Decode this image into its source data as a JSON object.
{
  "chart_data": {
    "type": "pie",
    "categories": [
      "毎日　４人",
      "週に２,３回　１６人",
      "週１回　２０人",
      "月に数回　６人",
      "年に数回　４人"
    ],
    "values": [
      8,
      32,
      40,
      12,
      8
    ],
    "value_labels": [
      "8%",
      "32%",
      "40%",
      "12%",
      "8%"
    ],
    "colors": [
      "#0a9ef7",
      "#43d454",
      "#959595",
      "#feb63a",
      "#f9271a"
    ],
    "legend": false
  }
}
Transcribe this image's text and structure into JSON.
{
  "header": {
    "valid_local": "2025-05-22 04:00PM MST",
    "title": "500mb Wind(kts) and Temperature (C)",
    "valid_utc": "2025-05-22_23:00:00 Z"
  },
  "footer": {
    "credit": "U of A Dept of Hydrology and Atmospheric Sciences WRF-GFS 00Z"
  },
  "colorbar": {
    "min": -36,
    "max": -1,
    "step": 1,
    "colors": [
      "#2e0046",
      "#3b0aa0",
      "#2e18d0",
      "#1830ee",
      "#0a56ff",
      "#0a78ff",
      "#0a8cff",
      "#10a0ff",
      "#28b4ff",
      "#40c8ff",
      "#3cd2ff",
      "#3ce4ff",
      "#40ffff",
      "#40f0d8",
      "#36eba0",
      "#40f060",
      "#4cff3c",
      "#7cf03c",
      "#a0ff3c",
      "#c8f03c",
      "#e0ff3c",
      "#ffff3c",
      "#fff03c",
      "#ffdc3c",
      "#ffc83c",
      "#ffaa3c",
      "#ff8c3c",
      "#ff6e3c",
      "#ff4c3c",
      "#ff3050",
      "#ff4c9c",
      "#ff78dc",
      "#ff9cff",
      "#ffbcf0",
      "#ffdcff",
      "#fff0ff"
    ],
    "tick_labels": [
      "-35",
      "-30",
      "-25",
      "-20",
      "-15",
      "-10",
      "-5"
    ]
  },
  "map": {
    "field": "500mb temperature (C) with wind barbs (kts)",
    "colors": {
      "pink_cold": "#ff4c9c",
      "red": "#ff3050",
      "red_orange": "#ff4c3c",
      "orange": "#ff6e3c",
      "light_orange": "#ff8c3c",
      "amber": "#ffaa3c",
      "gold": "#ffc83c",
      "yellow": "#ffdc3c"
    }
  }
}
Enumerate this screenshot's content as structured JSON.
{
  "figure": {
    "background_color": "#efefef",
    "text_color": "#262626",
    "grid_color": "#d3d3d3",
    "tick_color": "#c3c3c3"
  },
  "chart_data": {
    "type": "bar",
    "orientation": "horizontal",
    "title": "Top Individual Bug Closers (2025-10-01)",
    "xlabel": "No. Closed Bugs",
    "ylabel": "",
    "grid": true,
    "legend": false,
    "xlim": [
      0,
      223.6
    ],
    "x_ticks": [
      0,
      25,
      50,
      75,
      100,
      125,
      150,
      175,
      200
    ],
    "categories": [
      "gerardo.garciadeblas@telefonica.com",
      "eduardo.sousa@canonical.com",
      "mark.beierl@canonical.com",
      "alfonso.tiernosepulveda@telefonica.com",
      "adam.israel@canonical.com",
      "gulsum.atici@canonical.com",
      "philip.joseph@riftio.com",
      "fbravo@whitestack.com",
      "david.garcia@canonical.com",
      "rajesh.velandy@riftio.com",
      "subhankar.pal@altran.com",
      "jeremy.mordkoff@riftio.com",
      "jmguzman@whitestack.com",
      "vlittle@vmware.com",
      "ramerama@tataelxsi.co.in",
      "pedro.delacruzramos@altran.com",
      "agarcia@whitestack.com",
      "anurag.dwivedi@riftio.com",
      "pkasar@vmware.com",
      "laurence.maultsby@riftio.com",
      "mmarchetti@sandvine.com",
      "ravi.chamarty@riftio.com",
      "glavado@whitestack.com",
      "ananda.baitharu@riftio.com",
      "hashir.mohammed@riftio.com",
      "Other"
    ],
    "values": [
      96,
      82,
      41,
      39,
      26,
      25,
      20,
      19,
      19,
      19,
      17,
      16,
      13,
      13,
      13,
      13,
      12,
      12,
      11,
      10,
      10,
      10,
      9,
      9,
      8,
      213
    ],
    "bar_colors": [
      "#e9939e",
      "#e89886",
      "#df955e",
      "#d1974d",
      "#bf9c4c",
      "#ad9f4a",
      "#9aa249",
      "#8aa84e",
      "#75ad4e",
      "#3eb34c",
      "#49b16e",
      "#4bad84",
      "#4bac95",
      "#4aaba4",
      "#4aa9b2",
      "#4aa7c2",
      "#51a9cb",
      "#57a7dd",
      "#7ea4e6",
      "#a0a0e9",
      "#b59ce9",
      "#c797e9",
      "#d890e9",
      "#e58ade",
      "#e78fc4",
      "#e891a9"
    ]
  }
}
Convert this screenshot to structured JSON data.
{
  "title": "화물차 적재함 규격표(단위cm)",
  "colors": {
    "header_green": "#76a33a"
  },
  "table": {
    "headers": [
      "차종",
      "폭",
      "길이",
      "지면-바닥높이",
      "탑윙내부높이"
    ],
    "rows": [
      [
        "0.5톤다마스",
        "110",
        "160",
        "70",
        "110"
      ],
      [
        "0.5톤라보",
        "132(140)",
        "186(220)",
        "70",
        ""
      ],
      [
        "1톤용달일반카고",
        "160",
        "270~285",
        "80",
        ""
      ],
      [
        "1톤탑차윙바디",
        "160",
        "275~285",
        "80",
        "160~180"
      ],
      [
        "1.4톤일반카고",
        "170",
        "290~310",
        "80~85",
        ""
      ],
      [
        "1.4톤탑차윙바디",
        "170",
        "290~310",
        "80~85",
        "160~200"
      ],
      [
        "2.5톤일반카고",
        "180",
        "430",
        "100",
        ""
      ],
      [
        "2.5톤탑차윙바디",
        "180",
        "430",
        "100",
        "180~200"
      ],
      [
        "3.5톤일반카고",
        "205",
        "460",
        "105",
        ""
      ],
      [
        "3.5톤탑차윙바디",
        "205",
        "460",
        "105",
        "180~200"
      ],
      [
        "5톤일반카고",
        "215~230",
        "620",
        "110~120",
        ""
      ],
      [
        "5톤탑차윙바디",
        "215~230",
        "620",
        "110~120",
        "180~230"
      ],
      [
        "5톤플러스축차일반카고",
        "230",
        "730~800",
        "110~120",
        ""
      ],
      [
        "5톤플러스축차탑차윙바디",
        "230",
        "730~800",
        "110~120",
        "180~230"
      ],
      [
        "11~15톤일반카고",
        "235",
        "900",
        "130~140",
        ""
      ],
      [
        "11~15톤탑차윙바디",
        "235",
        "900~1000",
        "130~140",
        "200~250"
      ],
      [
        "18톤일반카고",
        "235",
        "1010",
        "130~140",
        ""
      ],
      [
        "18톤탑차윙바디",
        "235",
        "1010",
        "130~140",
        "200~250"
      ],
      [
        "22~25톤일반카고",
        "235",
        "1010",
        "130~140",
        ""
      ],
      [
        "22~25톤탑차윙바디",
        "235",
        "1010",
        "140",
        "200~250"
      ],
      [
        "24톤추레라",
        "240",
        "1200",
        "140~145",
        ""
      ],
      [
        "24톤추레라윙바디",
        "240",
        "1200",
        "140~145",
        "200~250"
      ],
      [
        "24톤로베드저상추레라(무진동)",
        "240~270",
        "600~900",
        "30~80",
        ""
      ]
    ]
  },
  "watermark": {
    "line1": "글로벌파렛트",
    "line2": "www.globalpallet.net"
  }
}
- - -
» What this task involves: Your reply is one number: how many lines of the records above contain the word "image".

» Written answer: 2